Stated task:
Give again the lines from the line with "OCR this image." to the last line of the records, exactly and in full. Do not carry over any pictures.

Data records:
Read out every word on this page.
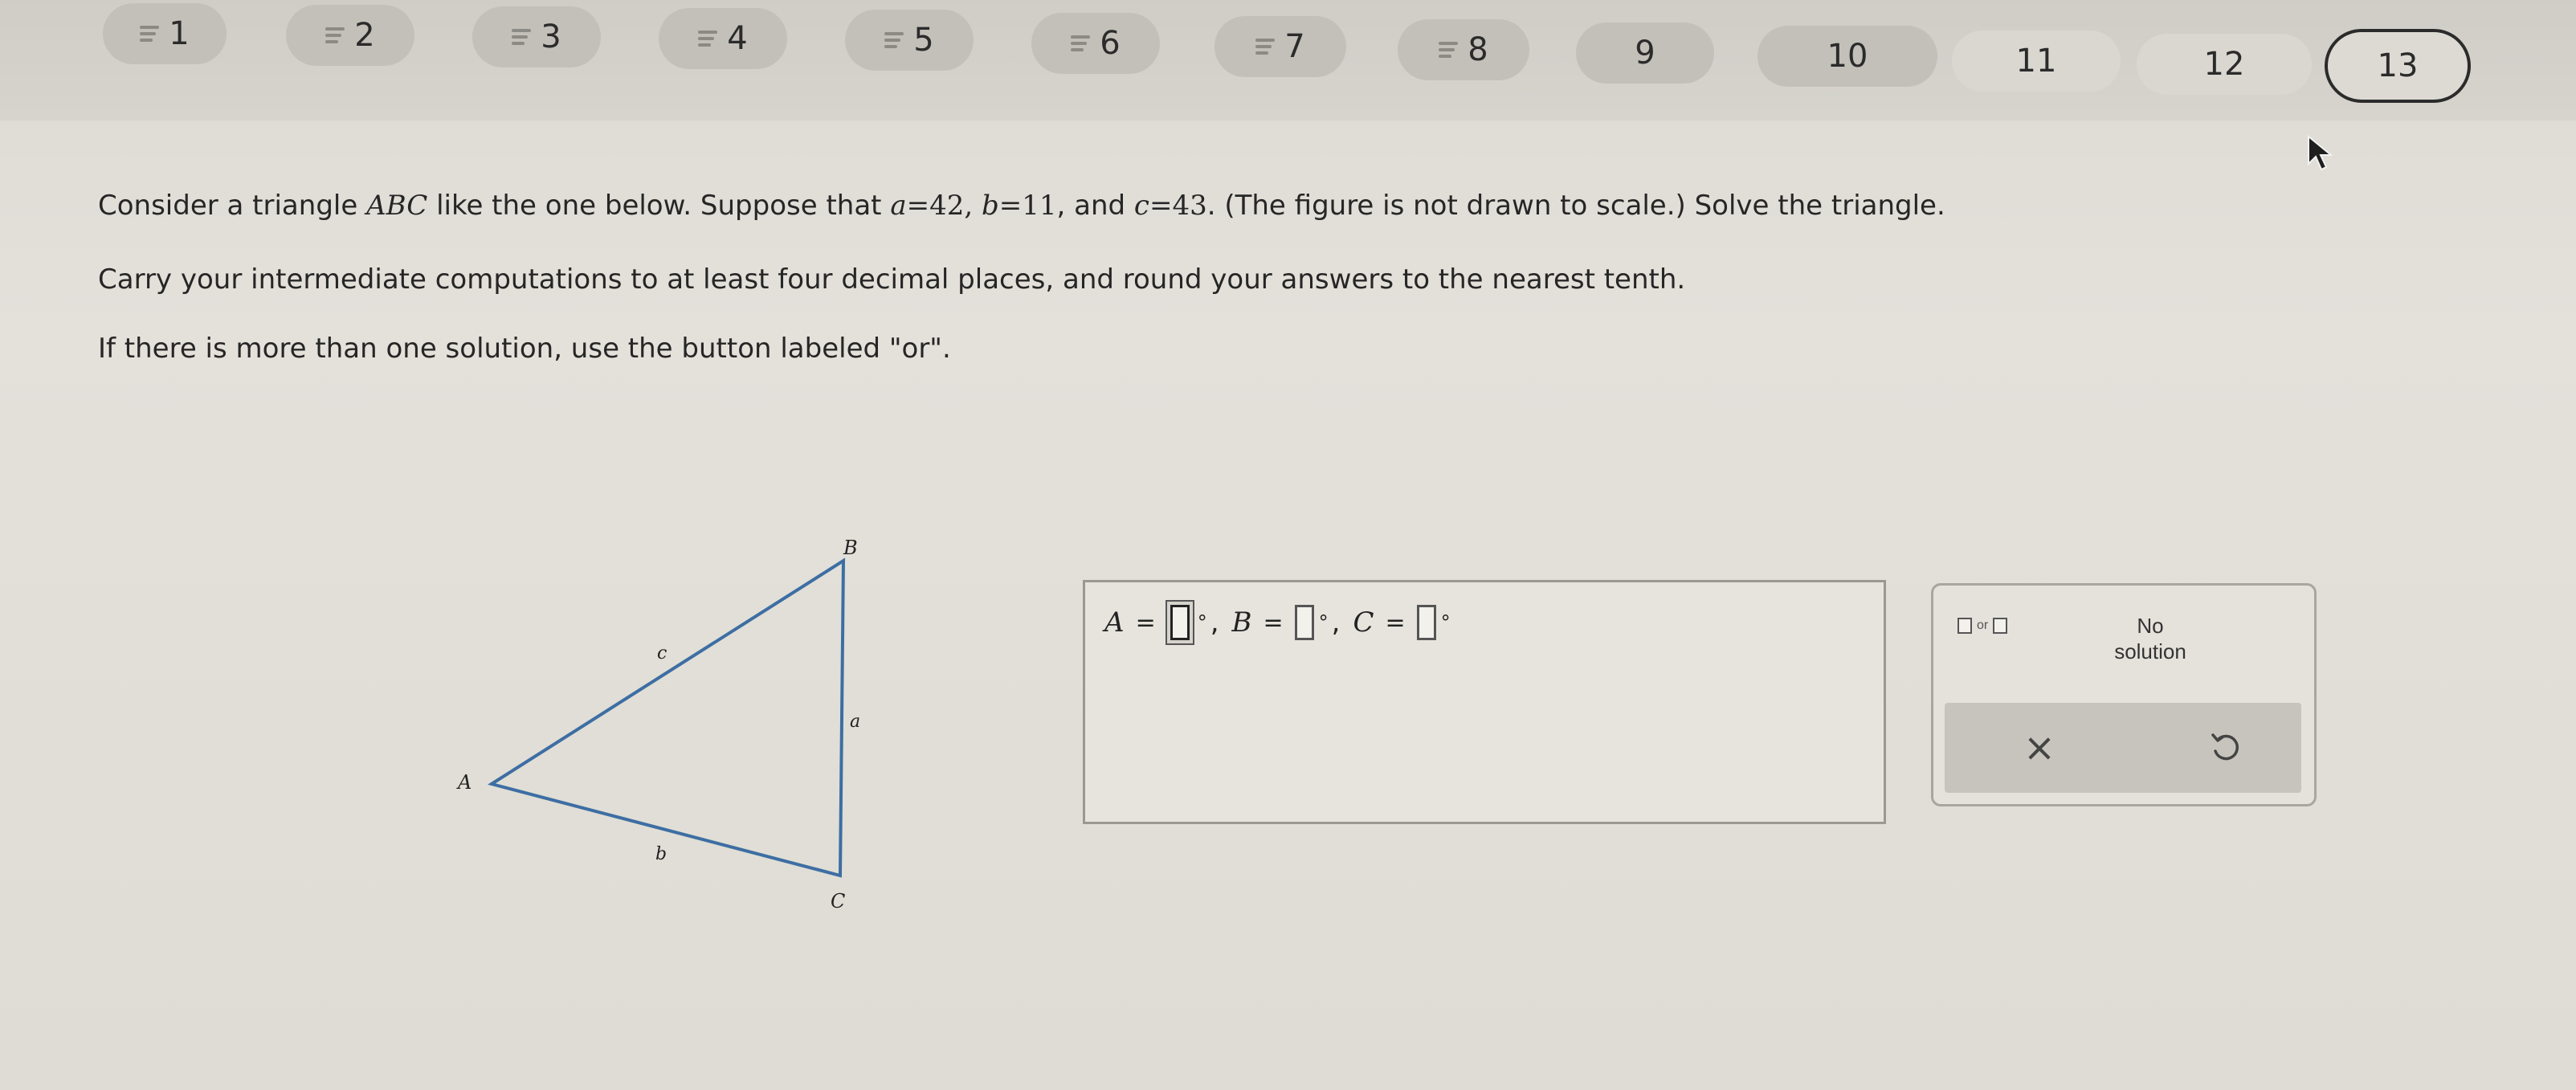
1	2	3	4	5	6	7	8	9	10	11	12	13
Consider a triangle ABC like the one below. Suppose that a=42, b=11, and c=43. (The figure is not drawn to scale.) Solve the triangle.
Carry your intermediate computations to at least four decimal places, and round your answers to the nearest tenth.
If there is more than one solution, use the button labeled "or".
B
A
C
a
b
c
A = ° , B = ° , C = °	or	No
solution
×
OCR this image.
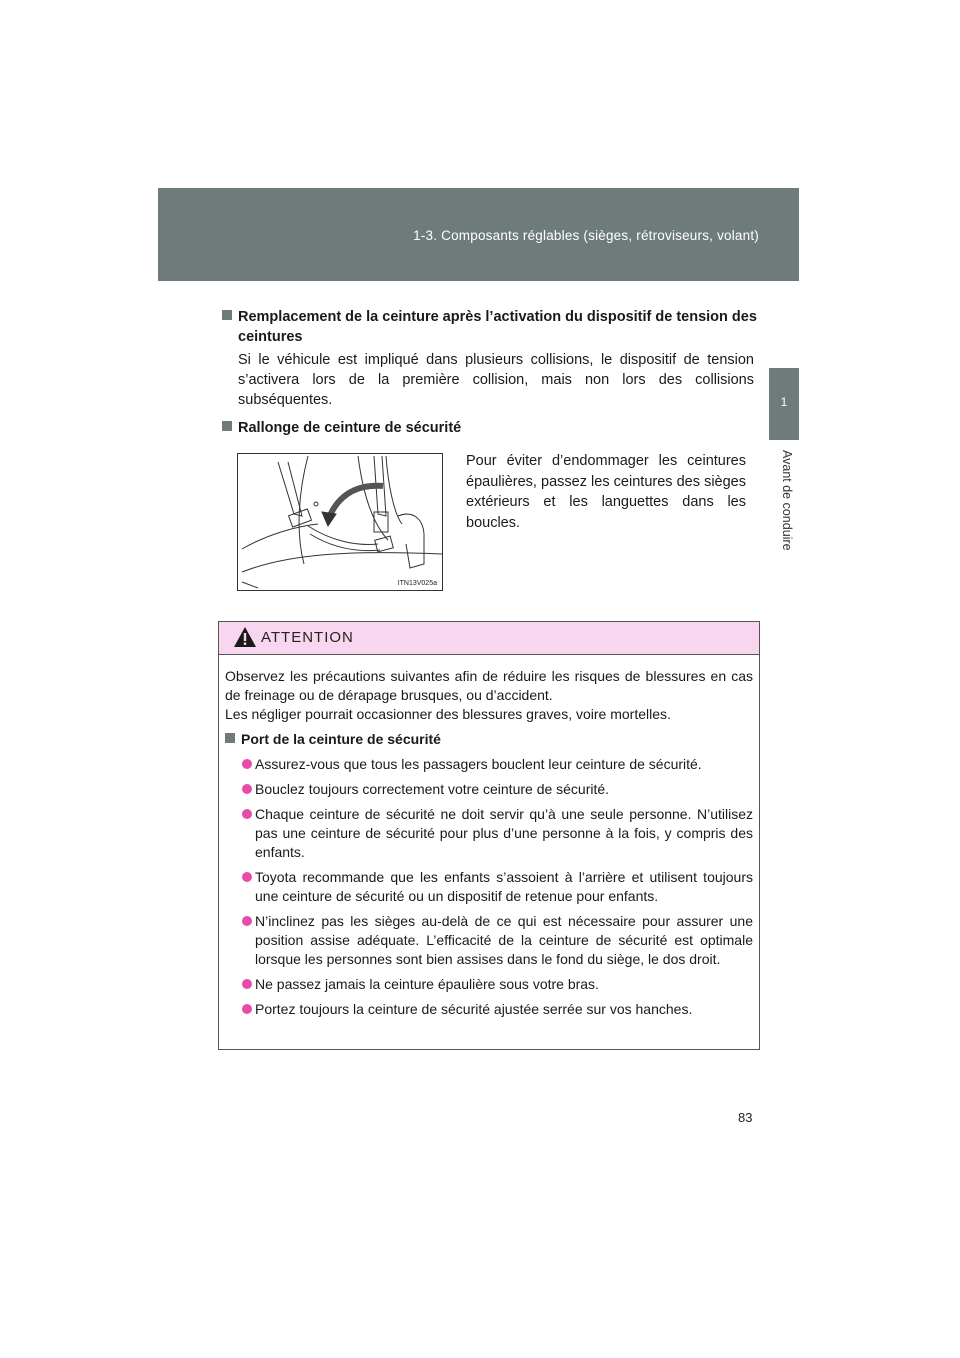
1-3. Composants réglables (sièges, rétroviseurs, volant)
1
Avant de conduire
Remplacement de la ceinture après l’activation du dispositif de tension des ceintures
Si le véhicule est impliqué dans plusieurs collisions, le dispositif de tension s’activera lors de la première collision, mais non lors des collisions subséquentes.
Rallonge de ceinture de sécurité
ITN13V025a
Pour éviter d’endommager les ceintures épaulières, passez les ceintures des sièges extérieurs et les languettes dans les boucles.
ATTENTION
Observez les précautions suivantes afin de réduire les risques de blessures en cas de freinage ou de dérapage brusques, ou d’accident.
Les négliger pourrait occasionner des blessures graves, voire mortelles.
Port de la ceinture de sécurité
Assurez-vous que tous les passagers bouclent leur ceinture de sécurité.
Bouclez toujours correctement votre ceinture de sécurité.
Chaque ceinture de sécurité ne doit servir qu’à une seule personne. N’utilisez pas une ceinture de sécurité pour plus d’une personne à la fois, y compris des enfants.
Toyota recommande que les enfants s’assoient à l’arrière et utilisent toujours une ceinture de sécurité ou un dispositif de retenue pour enfants.
N’inclinez pas les sièges au-delà de ce qui est nécessaire pour assurer une position assise adéquate. L’efficacité de la ceinture de sécurité est optimale lorsque les personnes sont bien assises dans le fond du siège, le dos droit.
Ne passez jamais la ceinture épaulière sous votre bras.
Portez toujours la ceinture de sécurité ajustée serrée sur vos hanches.
83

Completed task:
OCR this image.
1-3. Composants réglables (sièges, rétroviseurs, volant)
1
Avant de conduire
Remplacement de la ceinture après l’activation du dispositif de tension des ceintures
Si le véhicule est impliqué dans plusieurs collisions, le dispositif de tension s’activera lors de la première collision, mais non lors des collisions subséquentes.
Rallonge de ceinture de sécurité
ITN13V025a
Pour éviter d’endommager les ceintures épaulières, passez les ceintures des sièges extérieurs et les languettes dans les boucles.
ATTENTION
Observez les précautions suivantes afin de réduire les risques de blessures en cas de freinage ou de dérapage brusques, ou d’accident.
Les négliger pourrait occasionner des blessures graves, voire mortelles.
Port de la ceinture de sécurité
Assurez-vous que tous les passagers bouclent leur ceinture de sécurité.
Bouclez toujours correctement votre ceinture de sécurité.
Chaque ceinture de sécurité ne doit servir qu’à une seule personne. N’utilisez pas une ceinture de sécurité pour plus d’une personne à la fois, y compris des enfants.
Toyota recommande que les enfants s’assoient à l’arrière et utilisent toujours une ceinture de sécurité ou un dispositif de retenue pour enfants.
N’inclinez pas les sièges au-delà de ce qui est nécessaire pour assurer une position assise adéquate. L’efficacité de la ceinture de sécurité est optimale lorsque les personnes sont bien assises dans le fond du siège, le dos droit.
Ne passez jamais la ceinture épaulière sous votre bras.
Portez toujours la ceinture de sécurité ajustée serrée sur vos hanches.
83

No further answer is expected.